Copy out all of the material exactly as presented.
** start Supplied data **
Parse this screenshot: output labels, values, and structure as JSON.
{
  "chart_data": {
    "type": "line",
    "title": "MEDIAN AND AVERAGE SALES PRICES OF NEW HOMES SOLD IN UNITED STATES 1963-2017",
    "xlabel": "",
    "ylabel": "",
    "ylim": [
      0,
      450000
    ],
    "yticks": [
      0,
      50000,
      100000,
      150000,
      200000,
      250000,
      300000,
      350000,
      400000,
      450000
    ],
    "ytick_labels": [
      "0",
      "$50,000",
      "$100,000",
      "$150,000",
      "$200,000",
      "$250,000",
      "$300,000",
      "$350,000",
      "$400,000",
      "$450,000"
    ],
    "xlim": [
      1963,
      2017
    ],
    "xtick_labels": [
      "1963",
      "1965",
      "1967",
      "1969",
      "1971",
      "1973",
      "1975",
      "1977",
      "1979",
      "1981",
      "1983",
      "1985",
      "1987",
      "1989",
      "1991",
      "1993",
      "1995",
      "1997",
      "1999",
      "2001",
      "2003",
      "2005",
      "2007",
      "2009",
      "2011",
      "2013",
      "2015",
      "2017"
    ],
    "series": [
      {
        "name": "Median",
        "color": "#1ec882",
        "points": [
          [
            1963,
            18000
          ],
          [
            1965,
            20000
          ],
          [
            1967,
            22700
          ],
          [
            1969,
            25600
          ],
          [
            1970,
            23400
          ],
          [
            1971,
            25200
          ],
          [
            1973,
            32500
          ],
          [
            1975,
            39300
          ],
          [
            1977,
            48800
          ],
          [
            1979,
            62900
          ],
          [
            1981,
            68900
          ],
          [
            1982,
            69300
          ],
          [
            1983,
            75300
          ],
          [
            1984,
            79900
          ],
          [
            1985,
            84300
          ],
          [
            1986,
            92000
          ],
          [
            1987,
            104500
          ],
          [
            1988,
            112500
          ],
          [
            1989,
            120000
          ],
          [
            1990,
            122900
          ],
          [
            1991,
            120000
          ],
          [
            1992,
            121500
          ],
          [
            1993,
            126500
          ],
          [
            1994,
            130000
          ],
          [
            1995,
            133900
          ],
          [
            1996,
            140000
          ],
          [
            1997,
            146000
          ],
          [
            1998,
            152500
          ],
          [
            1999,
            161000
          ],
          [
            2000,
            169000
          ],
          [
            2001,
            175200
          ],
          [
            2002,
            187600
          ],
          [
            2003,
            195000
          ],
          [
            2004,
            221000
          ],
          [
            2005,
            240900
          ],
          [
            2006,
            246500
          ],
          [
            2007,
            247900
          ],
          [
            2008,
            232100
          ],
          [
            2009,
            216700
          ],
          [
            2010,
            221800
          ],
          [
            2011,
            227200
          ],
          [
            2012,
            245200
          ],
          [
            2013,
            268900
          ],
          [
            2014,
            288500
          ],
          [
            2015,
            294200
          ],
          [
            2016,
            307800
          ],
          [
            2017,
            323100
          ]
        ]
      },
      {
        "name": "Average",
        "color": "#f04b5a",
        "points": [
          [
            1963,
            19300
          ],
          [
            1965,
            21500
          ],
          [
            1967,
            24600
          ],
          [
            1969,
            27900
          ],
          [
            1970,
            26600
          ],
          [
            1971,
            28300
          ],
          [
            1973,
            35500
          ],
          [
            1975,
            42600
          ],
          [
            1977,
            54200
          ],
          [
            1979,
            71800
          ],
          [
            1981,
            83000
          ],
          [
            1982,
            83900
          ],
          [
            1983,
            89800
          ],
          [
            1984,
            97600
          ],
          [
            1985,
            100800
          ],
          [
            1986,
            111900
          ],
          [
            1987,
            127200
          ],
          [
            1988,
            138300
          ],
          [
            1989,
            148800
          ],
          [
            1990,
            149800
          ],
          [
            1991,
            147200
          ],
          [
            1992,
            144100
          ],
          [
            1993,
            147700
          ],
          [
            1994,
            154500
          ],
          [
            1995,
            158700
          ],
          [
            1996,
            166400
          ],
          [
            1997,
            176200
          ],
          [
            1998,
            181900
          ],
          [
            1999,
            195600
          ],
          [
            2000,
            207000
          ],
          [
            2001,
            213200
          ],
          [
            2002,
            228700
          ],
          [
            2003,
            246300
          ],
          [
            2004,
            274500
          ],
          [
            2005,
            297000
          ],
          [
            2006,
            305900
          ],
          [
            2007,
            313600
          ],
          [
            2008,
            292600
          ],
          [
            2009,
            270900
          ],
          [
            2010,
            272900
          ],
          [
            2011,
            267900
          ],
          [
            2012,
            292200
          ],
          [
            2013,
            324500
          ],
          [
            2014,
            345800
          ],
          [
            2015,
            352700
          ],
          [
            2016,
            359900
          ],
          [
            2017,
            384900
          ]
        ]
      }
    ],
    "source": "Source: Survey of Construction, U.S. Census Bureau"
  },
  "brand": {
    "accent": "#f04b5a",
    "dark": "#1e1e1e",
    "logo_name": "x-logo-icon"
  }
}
** end Supplied data **
:: Task solution ::
Parse this screenshot: output labels, values, and structure as JSON.
{
  "chart_data": {
    "type": "line",
    "title": "MEDIAN AND AVERAGE SALES PRICES OF NEW HOMES SOLD IN UNITED STATES 1963-2017",
    "xlabel": "",
    "ylabel": "",
    "ylim": [
      0,
      450000
    ],
    "yticks": [
      0,
      50000,
      100000,
      150000,
      200000,
      250000,
      300000,
      350000,
      400000,
      450000
    ],
    "ytick_labels": [
      "0",
      "$50,000",
      "$100,000",
      "$150,000",
      "$200,000",
      "$250,000",
      "$300,000",
      "$350,000",
      "$400,000",
      "$450,000"
    ],
    "xlim": [
      1963,
      2017
    ],
    "xtick_labels": [
      "1963",
      "1965",
      "1967",
      "1969",
      "1971",
      "1973",
      "1975",
      "1977",
      "1979",
      "1981",
      "1983",
      "1985",
      "1987",
      "1989",
      "1991",
      "1993",
      "1995",
      "1997",
      "1999",
      "2001",
      "2003",
      "2005",
      "2007",
      "2009",
      "2011",
      "2013",
      "2015",
      "2017"
    ],
    "series": [
      {
        "name": "Median",
        "color": "#1ec882",
        "points": [
          [
            1963,
            18000
          ],
          [
            1965,
            20000
          ],
          [
            1967,
            22700
          ],
          [
            1969,
            25600
          ],
          [
            1970,
            23400
          ],
          [
            1971,
            25200
          ],
          [
            1973,
            32500
          ],
          [
            1975,
            39300
          ],
          [
            1977,
            48800
          ],
          [
            1979,
            62900
          ],
          [
            1981,
            68900
          ],
          [
            1982,
            69300
          ],
          [
            1983,
            75300
          ],
          [
            1984,
            79900
          ],
          [
            1985,
            84300
          ],
          [
            1986,
            92000
          ],
          [
            1987,
            104500
          ],
          [
            1988,
            112500
          ],
          [
            1989,
            120000
          ],
          [
            1990,
            122900
          ],
          [
            1991,
            120000
          ],
          [
            1992,
            121500
          ],
          [
            1993,
            126500
          ],
          [
            1994,
            130000
          ],
          [
            1995,
            133900
          ],
          [
            1996,
            140000
          ],
          [
            1997,
            146000
          ],
          [
            1998,
            152500
          ],
          [
            1999,
            161000
          ],
          [
            2000,
            169000
          ],
          [
            2001,
            175200
          ],
          [
            2002,
            187600
          ],
          [
            2003,
            195000
          ],
          [
            2004,
            221000
          ],
          [
            2005,
            240900
          ],
          [
            2006,
            246500
          ],
          [
            2007,
            247900
          ],
          [
            2008,
            232100
          ],
          [
            2009,
            216700
          ],
          [
            2010,
            221800
          ],
          [
            2011,
            227200
          ],
          [
            2012,
            245200
          ],
          [
            2013,
            268900
          ],
          [
            2014,
            288500
          ],
          [
            2015,
            294200
          ],
          [
            2016,
            307800
          ],
          [
            2017,
            323100
          ]
        ]
      },
      {
        "name": "Average",
        "color": "#f04b5a",
        "points": [
          [
            1963,
            19300
          ],
          [
            1965,
            21500
          ],
          [
            1967,
            24600
          ],
          [
            1969,
            27900
          ],
          [
            1970,
            26600
          ],
          [
            1971,
            28300
          ],
          [
            1973,
            35500
          ],
          [
            1975,
            42600
          ],
          [
            1977,
            54200
          ],
          [
            1979,
            71800
          ],
          [
            1981,
            83000
          ],
          [
            1982,
            83900
          ],
          [
            1983,
            89800
          ],
          [
            1984,
            97600
          ],
          [
            1985,
            100800
          ],
          [
            1986,
            111900
          ],
          [
            1987,
            127200
          ],
          [
            1988,
            138300
          ],
          [
            1989,
            148800
          ],
          [
            1990,
            149800
          ],
          [
            1991,
            147200
          ],
          [
            1992,
            144100
          ],
          [
            1993,
            147700
          ],
          [
            1994,
            154500
          ],
          [
            1995,
            158700
          ],
          [
            1996,
            166400
          ],
          [
            1997,
            176200
          ],
          [
            1998,
            181900
          ],
          [
            1999,
            195600
          ],
          [
            2000,
            207000
          ],
          [
            2001,
            213200
          ],
          [
            2002,
            228700
          ],
          [
            2003,
            246300
          ],
          [
            2004,
            274500
          ],
          [
            2005,
            297000
          ],
          [
            2006,
            305900
          ],
          [
            2007,
            313600
          ],
          [
            2008,
            292600
          ],
          [
            2009,
            270900
          ],
          [
            2010,
            272900
          ],
          [
            2011,
            267900
          ],
          [
            2012,
            292200
          ],
          [
            2013,
            324500
          ],
          [
            2014,
            345800
          ],
          [
            2015,
            352700
          ],
          [
            2016,
            359900
          ],
          [
            2017,
            384900
          ]
        ]
      }
    ],
    "source": "Source: Survey of Construction, U.S. Census Bureau"
  },
  "brand": {
    "accent": "#f04b5a",
    "dark": "#1e1e1e",
    "logo_name": "x-logo-icon"
  }
}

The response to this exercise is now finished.